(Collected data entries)
+++

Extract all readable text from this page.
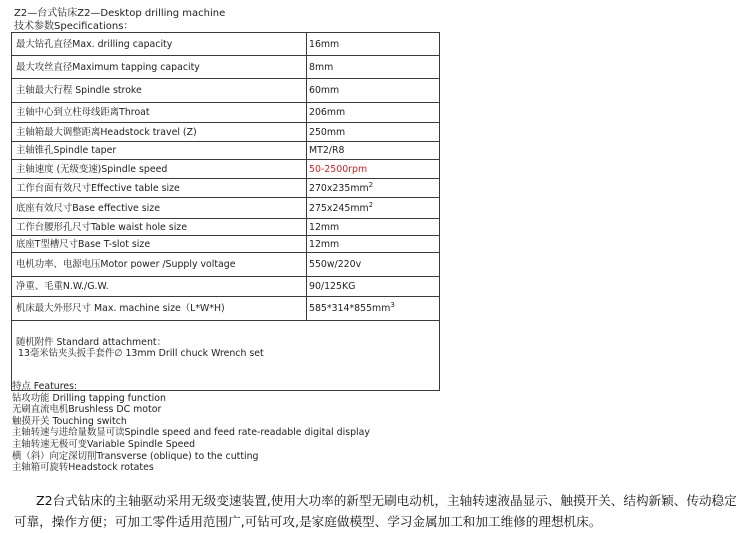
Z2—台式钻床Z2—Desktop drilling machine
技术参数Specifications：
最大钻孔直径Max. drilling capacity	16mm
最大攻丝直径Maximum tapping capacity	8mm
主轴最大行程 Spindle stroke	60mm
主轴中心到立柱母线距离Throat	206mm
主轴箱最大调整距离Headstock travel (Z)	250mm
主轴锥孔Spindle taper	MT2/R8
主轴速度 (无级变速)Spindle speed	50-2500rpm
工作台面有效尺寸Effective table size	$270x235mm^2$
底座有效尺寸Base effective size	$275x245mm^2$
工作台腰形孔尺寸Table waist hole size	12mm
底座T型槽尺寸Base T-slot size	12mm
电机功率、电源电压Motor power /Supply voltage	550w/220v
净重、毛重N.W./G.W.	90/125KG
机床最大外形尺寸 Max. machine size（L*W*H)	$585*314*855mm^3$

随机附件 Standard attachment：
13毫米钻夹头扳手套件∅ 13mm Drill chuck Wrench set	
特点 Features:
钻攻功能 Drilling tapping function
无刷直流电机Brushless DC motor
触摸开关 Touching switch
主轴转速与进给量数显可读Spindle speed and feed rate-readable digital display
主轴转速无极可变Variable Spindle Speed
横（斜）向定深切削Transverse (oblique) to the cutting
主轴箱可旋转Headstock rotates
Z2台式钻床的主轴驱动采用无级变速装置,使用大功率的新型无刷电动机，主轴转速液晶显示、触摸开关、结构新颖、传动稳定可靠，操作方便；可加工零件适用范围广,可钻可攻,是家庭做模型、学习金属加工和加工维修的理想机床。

+++

▶ Given request
Print all of the entries word for word. Skip any images they contain.

▶ Answer to this problem
Extract all readable text from this page.
Z2—台式钻床Z2—Desktop drilling machine
技术参数Specifications：
最大钻孔直径Max. drilling capacity	16mm
最大攻丝直径Maximum tapping capacity	8mm
主轴最大行程 Spindle stroke	60mm
主轴中心到立柱母线距离Throat	206mm
主轴箱最大调整距离Headstock travel (Z)	250mm
主轴锥孔Spindle taper	MT2/R8
主轴速度 (无级变速)Spindle speed	50-2500rpm
工作台面有效尺寸Effective table size	$270x235mm^2$
底座有效尺寸Base effective size	$275x245mm^2$
工作台腰形孔尺寸Table waist hole size	12mm
底座T型槽尺寸Base T-slot size	12mm
电机功率、电源电压Motor power /Supply voltage	550w/220v
净重、毛重N.W./G.W.	90/125KG
机床最大外形尺寸 Max. machine size（L*W*H)	$585*314*855mm^3$

随机附件 Standard attachment：
13毫米钻夹头扳手套件∅ 13mm Drill chuck Wrench set	
特点 Features:
钻攻功能 Drilling tapping function
无刷直流电机Brushless DC motor
触摸开关 Touching switch
主轴转速与进给量数显可读Spindle speed and feed rate-readable digital display
主轴转速无极可变Variable Spindle Speed
横（斜）向定深切削Transverse (oblique) to the cutting
主轴箱可旋转Headstock rotates
Z2台式钻床的主轴驱动采用无级变速装置,使用大功率的新型无刷电动机，主轴转速液晶显示、触摸开关、结构新颖、传动稳定可靠，操作方便；可加工零件适用范围广,可钻可攻,是家庭做模型、学习金属加工和加工维修的理想机床。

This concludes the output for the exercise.